** Exercise task **
List the lines of this listing that hold the word "económico".

** Stored records **

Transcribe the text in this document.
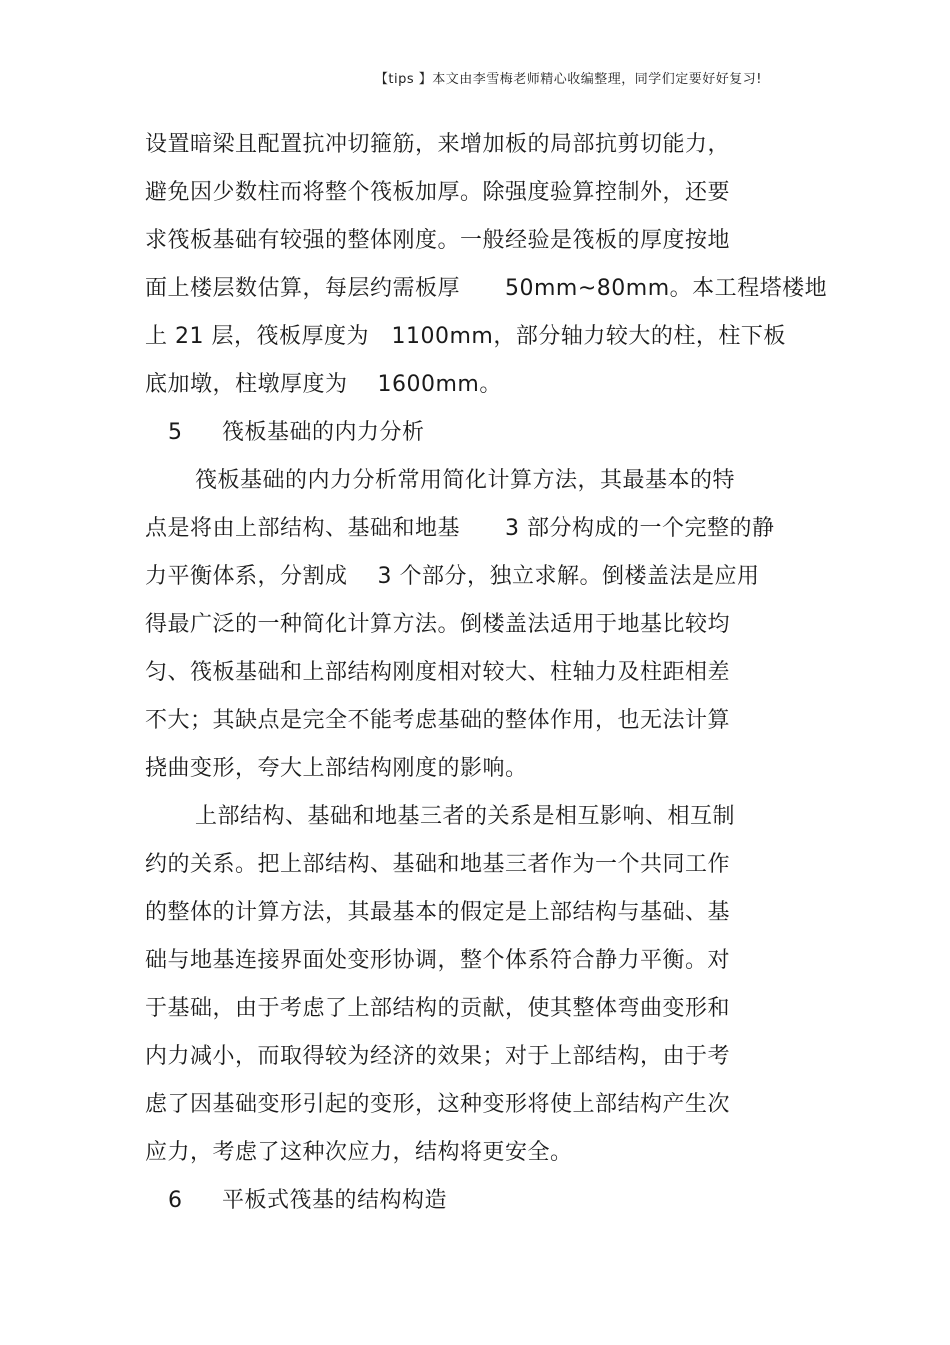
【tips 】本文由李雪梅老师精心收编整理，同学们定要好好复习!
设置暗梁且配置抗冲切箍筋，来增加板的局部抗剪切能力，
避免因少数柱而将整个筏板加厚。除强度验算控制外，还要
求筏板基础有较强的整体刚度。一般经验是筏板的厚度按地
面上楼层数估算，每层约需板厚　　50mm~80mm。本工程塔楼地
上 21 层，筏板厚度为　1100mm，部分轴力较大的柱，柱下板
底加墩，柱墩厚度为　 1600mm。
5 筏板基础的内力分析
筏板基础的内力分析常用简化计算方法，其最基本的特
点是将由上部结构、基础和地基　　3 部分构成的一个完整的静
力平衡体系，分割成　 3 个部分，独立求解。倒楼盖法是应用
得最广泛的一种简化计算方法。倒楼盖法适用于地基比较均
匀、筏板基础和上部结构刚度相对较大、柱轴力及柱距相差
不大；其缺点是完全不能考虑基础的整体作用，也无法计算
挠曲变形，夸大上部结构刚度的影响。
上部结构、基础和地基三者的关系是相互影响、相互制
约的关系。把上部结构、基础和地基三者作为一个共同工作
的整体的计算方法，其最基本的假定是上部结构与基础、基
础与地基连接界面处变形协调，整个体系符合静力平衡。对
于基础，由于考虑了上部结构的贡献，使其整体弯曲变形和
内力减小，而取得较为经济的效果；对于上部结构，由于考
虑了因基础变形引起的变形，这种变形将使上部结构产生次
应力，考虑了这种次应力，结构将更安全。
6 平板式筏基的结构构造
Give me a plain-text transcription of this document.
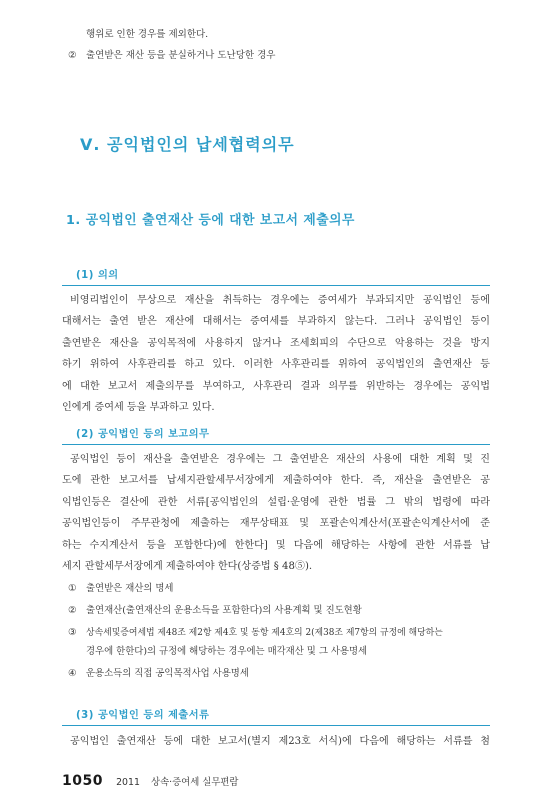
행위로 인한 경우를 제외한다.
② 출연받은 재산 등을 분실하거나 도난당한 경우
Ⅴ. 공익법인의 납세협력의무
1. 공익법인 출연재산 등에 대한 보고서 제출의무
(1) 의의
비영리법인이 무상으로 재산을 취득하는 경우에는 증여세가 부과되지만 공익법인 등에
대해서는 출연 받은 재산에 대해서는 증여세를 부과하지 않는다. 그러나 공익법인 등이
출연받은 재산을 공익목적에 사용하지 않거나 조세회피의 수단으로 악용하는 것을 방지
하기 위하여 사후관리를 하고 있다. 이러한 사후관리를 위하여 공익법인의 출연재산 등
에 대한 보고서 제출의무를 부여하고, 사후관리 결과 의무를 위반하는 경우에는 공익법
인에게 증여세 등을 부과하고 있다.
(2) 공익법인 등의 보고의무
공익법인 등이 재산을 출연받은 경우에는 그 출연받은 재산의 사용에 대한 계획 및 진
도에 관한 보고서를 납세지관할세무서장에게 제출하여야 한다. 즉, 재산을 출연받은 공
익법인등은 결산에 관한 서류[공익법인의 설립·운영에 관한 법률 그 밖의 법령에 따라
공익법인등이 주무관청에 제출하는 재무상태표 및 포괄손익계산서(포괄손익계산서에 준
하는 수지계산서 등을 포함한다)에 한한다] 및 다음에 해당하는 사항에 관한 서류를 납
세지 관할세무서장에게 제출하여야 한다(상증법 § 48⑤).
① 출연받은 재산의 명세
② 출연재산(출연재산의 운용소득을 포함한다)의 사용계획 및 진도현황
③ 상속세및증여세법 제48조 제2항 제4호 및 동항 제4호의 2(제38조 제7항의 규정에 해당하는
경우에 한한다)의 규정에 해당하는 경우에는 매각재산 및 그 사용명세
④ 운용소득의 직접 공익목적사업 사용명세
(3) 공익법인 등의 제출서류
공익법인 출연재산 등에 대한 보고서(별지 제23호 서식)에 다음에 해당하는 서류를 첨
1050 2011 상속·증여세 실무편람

==

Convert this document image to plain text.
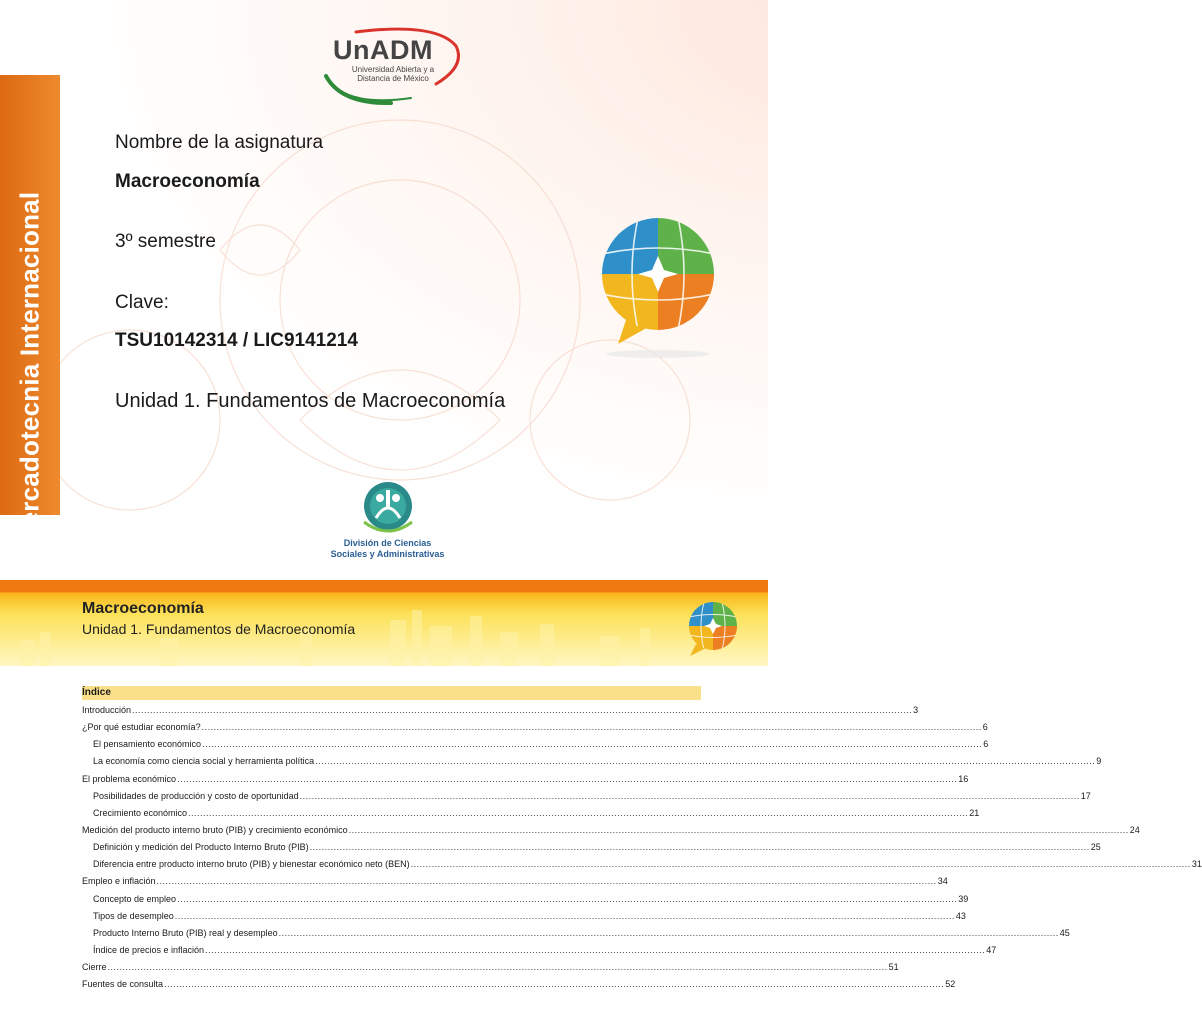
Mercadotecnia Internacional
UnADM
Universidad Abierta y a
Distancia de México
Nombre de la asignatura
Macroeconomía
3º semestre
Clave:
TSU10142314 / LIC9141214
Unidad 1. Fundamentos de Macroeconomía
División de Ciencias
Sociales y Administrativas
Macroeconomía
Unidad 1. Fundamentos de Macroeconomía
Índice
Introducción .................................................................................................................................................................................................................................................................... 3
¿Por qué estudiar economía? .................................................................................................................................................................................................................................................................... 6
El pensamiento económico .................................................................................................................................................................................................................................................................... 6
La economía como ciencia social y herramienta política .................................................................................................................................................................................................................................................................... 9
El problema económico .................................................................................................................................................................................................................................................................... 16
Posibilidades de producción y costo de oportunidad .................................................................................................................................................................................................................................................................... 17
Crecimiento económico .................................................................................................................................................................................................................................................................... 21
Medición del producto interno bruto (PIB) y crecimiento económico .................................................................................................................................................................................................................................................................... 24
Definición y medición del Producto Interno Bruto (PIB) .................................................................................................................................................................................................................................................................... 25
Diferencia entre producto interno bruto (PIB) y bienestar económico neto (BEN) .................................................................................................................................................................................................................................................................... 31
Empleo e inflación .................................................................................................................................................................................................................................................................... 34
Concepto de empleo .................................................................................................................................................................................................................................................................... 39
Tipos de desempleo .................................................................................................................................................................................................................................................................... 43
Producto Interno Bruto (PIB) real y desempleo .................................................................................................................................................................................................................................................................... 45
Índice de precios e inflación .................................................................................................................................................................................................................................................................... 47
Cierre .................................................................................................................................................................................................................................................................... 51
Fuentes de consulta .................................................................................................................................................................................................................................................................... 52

** Output of the exercise **
El pensamiento económico .................................................................................................................................................................................................................................................................... 6
El problema económico .................................................................................................................................................................................................................................................................... 16
Crecimiento económico .................................................................................................................................................................................................................................................................... 21
Medición del producto interno bruto (PIB) y crecimiento económico .................................................................................................................................................................................................................................................................... 24
Diferencia entre producto interno bruto (PIB) y bienestar económico neto (BEN) .................................................................................................................................................................................................................................................................... 31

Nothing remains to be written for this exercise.